** START OF RAW DATA **

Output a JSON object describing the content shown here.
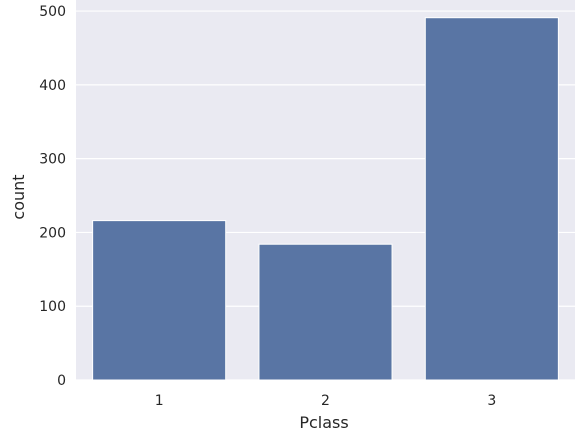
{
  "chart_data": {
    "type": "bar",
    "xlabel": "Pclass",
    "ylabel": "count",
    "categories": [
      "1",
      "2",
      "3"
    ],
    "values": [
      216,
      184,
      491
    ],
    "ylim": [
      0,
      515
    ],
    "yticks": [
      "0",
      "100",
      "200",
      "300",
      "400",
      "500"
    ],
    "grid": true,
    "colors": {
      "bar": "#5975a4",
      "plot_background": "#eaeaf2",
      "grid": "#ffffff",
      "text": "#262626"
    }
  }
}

** END OF RAW DATA **

YOUR INSTRUCTIONS: Repeat the data exactly, dropping every picture it holds.

WORKED ANSWER:
Output a JSON object describing the content shown here.
{
  "chart_data": {
    "type": "bar",
    "xlabel": "Pclass",
    "ylabel": "count",
    "categories": [
      "1",
      "2",
      "3"
    ],
    "values": [
      216,
      184,
      491
    ],
    "ylim": [
      0,
      515
    ],
    "yticks": [
      "0",
      "100",
      "200",
      "300",
      "400",
      "500"
    ],
    "grid": true,
    "colors": {
      "bar": "#5975a4",
      "plot_background": "#eaeaf2",
      "grid": "#ffffff",
      "text": "#262626"
    }
  }
}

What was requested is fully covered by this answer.